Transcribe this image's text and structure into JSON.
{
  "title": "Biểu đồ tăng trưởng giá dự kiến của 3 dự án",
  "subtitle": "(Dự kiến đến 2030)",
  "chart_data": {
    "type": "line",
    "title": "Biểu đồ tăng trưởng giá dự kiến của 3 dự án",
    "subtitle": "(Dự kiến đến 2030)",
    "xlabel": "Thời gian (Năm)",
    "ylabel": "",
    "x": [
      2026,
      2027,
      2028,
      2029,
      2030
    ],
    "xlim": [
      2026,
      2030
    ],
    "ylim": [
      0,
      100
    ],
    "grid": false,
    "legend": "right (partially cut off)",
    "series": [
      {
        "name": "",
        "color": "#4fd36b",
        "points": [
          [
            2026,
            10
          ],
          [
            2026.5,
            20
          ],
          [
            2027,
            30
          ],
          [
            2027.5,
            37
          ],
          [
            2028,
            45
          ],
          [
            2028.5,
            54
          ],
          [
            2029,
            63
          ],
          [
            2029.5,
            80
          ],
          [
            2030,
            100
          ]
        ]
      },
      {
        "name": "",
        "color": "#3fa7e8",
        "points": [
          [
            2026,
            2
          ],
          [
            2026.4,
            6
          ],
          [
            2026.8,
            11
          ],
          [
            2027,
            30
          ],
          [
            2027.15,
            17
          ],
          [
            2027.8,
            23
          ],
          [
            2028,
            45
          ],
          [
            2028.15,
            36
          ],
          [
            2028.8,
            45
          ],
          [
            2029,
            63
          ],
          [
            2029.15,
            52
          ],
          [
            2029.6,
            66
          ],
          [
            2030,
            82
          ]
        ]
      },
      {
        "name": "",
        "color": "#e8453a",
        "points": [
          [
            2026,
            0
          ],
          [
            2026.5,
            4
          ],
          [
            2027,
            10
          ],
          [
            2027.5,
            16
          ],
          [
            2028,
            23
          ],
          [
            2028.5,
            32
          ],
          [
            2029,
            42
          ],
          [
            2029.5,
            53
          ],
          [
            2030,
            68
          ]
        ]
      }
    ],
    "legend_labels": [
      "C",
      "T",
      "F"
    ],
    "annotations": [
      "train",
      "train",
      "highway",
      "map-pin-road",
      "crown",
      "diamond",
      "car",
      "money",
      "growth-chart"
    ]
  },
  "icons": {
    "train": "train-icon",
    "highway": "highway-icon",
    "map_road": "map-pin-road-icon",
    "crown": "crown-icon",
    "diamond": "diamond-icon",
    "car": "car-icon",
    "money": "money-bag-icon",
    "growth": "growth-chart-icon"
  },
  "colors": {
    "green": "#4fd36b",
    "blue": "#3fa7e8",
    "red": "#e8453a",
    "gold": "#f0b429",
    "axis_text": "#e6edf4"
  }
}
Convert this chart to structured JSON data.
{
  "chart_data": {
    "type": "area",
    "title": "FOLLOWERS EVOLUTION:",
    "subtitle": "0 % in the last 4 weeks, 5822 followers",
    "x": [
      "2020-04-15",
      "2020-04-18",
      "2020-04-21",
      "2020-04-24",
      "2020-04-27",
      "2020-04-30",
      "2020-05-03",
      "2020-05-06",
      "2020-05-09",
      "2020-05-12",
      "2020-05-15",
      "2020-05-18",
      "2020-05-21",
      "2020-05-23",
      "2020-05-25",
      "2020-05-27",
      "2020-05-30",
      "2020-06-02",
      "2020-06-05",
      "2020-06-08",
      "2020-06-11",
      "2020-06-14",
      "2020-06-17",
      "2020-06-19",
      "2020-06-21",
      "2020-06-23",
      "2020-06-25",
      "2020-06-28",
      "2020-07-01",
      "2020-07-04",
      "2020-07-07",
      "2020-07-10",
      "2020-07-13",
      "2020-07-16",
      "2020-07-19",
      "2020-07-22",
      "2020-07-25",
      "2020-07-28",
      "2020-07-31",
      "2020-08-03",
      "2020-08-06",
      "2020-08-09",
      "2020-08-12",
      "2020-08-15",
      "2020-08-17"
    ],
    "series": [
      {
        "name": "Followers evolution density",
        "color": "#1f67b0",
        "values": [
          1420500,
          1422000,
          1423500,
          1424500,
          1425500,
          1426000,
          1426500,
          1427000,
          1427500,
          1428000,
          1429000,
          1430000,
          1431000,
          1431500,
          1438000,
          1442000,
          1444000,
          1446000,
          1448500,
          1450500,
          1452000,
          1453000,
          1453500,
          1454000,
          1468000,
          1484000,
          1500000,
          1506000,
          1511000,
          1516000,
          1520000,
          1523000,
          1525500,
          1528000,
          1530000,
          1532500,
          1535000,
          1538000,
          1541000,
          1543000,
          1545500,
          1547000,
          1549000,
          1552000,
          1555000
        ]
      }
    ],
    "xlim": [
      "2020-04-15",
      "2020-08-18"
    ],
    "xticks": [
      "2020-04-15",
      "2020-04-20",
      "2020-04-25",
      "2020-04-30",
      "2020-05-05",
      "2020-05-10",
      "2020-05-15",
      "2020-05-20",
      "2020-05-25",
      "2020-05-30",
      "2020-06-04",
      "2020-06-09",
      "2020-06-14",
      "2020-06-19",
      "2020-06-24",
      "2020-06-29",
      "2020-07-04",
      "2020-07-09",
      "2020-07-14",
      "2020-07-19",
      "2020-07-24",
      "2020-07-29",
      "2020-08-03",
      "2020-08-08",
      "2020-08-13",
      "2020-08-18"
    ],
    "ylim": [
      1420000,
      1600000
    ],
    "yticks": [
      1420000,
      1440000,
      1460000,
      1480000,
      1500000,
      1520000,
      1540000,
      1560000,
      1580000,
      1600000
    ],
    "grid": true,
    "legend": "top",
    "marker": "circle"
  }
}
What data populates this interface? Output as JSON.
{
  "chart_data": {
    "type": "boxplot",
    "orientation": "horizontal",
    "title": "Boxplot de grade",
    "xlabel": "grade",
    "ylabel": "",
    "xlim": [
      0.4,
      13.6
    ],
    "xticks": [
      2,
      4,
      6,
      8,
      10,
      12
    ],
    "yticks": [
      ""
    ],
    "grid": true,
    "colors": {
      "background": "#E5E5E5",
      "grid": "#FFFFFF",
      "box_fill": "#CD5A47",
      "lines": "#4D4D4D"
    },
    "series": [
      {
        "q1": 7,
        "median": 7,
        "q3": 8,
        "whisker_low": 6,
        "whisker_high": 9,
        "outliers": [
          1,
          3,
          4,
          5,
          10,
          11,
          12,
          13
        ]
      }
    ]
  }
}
※
• DIRECTIONS FOR THIS TASK
Write out every line of the preceding listing that contains "subtitle".

• TASK SOLUTION
  "subtitle": "(Dự kiến đến 2030)",
    "subtitle": "(Dự kiến đến 2030)",
    "subtitle": "0 % in the last 4 weeks, 5822 followers",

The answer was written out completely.